--- Passage shown ---

Keyword-Driven Test Automation: An Interview with Hans Buwalda

[interview]
Summary:

Hans Buwalda's experience covers being a developer, manager, and principal consultant for companies and organizations worldwide. In this interview, Hans talks about using keywords effectively, tests that have too many details, and the changing testing industry.



Hans Buwalda's experience covers being a developer, manager, and principal consultant for companies and organizations worldwide. In this interview, Hans talks about using keywords effectively, tests that have too many details, and the changing testing industry.

Jonathan Vanian: I’m here today with Hans Buwalda of LogiGear. Hans, thank you for joining me today.

Hans Buwalda: Yes, I am glad to join. Thanks for making time for me.

JV: Definitely. Let’s begin by just having you describe your technical background and expertise to our readers and listeners.

HB: I am originally from the Netherlands. I have been in California since 2001. I joined a company called LogiGear, near to San Mateo. Basically, what we do and what I do is everything that happens to do with testing where my focus is very much automated testing and then particularly for large and complex projects.

JV: Interesting.

HB: I accidentally came into testing. It really wasn’t my career plan, like many of us, but because of a project that I was assigned to, a customer that had problems with testing and especially with automated testing. As a solution for that customer, I came up with what you would now call keywords. Then, the year after that I presented that in EuroSTAR Conference in – which was then held in Amsterdam, which is kind of the European spin-off of STARCANADA, STAREAST, STARWEST.

Among the people in the audience were Dorothy Graham as well as the founder of STAR. Before I knew it, I was in the US and I have been here ever since.

JV: I have been talking to a lot of people who just sort of fell into testing and this turned out to be their new career path.

--- Data records ---

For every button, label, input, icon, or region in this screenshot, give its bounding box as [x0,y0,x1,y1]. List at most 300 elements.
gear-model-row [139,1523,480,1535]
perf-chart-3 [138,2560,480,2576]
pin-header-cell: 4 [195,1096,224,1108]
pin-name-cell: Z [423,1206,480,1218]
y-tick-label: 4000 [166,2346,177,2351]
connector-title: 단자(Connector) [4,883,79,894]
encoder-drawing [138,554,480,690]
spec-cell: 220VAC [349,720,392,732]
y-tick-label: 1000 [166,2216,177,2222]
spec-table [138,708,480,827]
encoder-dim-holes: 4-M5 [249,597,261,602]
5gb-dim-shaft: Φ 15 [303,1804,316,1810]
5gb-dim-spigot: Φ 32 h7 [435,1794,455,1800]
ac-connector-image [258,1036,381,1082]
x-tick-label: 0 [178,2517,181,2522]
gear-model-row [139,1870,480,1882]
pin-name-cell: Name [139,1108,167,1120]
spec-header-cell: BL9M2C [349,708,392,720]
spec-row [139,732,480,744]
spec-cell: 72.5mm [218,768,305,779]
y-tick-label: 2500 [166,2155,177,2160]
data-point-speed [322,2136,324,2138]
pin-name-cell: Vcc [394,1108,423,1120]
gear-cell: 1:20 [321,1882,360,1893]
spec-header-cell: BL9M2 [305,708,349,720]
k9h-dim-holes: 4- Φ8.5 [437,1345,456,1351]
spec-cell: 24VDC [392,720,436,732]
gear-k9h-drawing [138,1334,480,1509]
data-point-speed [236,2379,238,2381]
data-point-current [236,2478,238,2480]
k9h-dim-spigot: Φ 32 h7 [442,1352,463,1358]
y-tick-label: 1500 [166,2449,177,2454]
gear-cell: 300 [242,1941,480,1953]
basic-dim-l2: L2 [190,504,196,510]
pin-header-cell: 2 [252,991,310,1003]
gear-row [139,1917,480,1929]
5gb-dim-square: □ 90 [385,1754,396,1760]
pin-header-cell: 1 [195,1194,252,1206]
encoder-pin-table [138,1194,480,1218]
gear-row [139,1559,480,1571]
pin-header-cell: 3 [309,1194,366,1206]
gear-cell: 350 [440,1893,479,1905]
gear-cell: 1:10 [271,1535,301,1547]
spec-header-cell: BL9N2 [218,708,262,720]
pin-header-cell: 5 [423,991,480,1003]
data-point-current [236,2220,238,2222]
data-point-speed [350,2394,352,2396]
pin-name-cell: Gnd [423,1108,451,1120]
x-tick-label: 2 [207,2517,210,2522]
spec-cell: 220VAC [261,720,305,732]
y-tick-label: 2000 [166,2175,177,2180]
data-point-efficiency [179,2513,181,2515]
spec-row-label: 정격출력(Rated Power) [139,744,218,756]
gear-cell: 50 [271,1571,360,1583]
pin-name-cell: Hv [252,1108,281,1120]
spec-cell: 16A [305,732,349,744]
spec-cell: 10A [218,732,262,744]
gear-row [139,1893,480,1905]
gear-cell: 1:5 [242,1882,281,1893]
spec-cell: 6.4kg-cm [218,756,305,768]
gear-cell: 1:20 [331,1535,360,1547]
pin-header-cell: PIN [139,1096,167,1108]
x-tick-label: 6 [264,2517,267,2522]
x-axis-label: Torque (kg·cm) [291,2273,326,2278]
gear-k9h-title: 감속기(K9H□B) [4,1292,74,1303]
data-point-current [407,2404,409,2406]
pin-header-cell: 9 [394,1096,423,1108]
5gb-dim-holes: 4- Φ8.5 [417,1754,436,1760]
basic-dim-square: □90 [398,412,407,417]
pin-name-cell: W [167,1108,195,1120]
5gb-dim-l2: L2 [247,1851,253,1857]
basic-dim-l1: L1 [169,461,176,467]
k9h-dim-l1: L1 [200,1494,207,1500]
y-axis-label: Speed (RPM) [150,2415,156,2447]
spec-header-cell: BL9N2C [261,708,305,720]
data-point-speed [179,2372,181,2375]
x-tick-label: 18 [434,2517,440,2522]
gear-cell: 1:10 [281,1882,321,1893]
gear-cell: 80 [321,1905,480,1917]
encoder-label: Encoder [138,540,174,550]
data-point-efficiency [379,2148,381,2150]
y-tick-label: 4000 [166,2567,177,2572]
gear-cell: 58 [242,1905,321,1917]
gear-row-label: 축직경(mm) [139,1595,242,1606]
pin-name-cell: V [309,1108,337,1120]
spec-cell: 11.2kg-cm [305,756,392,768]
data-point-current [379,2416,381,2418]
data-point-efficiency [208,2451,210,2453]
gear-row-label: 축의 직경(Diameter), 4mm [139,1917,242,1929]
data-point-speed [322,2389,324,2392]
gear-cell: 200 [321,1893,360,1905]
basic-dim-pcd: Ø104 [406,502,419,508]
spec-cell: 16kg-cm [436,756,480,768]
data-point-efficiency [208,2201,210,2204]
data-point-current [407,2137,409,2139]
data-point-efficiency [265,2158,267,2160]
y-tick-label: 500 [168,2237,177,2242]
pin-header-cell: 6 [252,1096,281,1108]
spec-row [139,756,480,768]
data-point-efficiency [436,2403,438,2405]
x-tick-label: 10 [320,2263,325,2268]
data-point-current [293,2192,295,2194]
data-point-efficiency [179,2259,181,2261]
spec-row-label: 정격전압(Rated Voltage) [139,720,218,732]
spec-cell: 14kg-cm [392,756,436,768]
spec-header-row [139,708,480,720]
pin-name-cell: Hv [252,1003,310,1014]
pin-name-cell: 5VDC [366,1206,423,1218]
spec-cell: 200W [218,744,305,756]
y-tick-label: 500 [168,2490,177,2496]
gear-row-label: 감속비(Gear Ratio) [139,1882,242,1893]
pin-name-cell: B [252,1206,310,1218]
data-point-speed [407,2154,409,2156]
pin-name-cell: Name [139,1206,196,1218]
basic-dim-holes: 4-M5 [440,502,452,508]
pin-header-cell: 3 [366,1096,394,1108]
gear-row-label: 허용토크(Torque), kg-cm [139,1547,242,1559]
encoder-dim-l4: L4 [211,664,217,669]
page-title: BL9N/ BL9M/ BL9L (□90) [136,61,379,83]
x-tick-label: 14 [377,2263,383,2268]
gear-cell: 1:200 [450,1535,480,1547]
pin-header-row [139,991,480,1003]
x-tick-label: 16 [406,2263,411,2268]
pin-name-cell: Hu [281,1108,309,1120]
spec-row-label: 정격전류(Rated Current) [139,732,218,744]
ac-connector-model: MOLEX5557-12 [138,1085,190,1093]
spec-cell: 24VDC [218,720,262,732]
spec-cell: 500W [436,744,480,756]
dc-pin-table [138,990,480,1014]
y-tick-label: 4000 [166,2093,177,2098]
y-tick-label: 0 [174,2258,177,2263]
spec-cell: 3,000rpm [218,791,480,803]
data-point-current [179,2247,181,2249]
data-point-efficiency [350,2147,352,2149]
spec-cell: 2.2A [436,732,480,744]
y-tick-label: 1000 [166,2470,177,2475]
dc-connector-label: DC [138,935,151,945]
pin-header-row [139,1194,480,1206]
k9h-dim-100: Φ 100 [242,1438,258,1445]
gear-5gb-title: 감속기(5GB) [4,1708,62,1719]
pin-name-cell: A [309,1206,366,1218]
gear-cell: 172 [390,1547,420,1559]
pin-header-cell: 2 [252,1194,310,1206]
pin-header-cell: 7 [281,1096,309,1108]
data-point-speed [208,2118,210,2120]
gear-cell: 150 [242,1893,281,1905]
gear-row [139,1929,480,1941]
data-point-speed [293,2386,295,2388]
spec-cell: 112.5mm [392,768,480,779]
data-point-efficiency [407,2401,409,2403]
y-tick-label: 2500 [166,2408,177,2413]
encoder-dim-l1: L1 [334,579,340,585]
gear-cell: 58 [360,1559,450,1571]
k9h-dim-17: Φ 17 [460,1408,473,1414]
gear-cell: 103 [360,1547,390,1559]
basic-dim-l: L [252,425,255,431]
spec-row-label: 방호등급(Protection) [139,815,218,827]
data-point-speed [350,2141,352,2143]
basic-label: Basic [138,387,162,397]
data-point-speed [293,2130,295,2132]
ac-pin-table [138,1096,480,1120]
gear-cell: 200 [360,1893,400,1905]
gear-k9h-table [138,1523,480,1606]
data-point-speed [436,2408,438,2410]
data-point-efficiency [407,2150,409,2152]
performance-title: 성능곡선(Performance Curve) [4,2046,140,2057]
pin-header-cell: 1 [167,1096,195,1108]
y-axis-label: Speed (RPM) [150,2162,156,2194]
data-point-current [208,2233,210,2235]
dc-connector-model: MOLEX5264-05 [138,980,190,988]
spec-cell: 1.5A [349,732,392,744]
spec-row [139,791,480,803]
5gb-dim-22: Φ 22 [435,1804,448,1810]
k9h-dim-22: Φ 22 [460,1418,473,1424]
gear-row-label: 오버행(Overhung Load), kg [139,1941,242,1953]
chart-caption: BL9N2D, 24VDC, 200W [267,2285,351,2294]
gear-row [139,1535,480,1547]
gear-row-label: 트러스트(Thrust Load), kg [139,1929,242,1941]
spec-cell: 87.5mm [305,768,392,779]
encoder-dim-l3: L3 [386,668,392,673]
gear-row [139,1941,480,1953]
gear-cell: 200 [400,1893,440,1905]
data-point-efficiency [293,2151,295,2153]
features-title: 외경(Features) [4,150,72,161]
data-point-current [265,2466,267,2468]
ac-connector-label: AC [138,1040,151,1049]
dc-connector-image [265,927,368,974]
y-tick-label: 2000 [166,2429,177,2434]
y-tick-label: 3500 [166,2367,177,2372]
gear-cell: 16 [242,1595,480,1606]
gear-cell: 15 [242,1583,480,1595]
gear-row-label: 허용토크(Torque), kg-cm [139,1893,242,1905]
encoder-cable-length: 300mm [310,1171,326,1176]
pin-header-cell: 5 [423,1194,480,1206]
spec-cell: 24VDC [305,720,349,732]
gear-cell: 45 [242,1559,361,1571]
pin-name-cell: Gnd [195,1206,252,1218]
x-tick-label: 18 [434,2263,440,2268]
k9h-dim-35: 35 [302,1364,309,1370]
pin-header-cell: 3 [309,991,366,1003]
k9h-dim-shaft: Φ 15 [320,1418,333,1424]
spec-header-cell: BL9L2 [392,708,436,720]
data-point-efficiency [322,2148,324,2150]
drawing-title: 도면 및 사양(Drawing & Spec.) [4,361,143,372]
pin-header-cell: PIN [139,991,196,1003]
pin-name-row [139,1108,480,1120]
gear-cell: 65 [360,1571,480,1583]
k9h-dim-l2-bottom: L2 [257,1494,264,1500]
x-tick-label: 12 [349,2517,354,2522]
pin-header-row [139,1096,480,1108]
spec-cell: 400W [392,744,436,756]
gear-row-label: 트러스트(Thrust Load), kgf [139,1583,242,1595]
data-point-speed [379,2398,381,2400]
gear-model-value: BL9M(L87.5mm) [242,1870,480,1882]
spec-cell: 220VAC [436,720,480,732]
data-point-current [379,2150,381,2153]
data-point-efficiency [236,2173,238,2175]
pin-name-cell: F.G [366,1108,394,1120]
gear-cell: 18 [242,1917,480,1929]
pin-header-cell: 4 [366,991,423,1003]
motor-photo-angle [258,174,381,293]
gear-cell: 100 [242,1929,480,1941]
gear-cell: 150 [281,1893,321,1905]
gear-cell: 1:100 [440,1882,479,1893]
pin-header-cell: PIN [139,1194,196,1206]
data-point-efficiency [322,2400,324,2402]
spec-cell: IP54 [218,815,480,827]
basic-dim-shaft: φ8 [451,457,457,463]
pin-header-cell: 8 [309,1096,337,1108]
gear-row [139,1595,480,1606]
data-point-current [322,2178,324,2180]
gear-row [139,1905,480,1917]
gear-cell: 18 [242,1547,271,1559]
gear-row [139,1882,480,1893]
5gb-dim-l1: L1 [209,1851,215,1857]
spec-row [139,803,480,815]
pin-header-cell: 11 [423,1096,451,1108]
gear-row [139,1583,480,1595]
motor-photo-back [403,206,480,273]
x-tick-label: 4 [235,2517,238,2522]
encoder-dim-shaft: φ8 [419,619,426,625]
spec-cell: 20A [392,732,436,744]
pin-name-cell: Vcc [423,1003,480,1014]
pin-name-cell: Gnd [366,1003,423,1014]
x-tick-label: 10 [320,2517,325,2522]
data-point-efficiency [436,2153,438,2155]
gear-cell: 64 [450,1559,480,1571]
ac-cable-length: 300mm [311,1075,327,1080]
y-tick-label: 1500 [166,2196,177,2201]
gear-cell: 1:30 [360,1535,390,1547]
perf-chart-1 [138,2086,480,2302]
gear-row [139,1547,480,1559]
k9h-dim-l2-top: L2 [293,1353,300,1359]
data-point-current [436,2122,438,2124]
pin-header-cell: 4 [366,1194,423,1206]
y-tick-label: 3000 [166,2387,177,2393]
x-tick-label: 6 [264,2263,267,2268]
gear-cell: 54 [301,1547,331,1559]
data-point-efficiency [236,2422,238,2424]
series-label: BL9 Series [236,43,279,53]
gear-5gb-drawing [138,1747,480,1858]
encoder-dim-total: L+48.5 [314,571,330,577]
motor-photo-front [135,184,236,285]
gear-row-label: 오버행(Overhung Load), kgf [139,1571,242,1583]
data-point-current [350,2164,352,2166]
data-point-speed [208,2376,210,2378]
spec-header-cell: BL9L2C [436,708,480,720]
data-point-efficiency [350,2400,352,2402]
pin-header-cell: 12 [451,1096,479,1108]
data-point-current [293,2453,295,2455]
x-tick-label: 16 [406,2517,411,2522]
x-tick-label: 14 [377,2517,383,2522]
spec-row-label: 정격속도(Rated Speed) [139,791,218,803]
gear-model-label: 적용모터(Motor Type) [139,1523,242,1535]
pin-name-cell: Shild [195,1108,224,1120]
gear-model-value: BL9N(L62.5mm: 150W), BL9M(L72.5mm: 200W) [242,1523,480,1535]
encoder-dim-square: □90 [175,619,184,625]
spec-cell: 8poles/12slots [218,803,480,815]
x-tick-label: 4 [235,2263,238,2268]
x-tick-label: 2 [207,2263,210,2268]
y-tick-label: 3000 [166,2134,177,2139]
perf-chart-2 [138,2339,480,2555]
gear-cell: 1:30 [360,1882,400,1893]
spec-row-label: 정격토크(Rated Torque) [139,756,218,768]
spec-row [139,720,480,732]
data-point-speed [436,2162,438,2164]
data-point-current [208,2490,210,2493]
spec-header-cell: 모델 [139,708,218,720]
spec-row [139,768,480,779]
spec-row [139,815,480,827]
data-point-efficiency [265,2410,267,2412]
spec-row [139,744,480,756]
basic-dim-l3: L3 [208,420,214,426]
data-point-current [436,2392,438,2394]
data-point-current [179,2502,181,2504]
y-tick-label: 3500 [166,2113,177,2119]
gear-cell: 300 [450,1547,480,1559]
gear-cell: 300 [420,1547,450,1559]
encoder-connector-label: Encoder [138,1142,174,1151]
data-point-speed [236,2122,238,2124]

---

> _Work request_
In the interview, take the part that opens with "HB: I accidentally" and closes with "new career path.", and write it out again with "Rotterdam" swapped in for "Amsterdam".

> _Solution to this task_
HB: I accidentally came into testing. It really wasn’t my career plan, like many of us, but because of a project that I was assigned to, a customer that had problems with testing and especially with automated testing. As a solution for that customer, I came up with what you would now call keywords. Then, the year after that I presented that in EuroSTAR Conference in – which was then held in Rotterdam, which is kind of the European spin-off of STARCANADA, STAREAST, STARWEST.

Among the people in the audience were Dorothy Graham as well as the founder of STAR. Before I knew it, I was in the US and I have been here ever since.

JV: I have been talking to a lot of people who just sort of fell into testing and this turned out to be their new career path.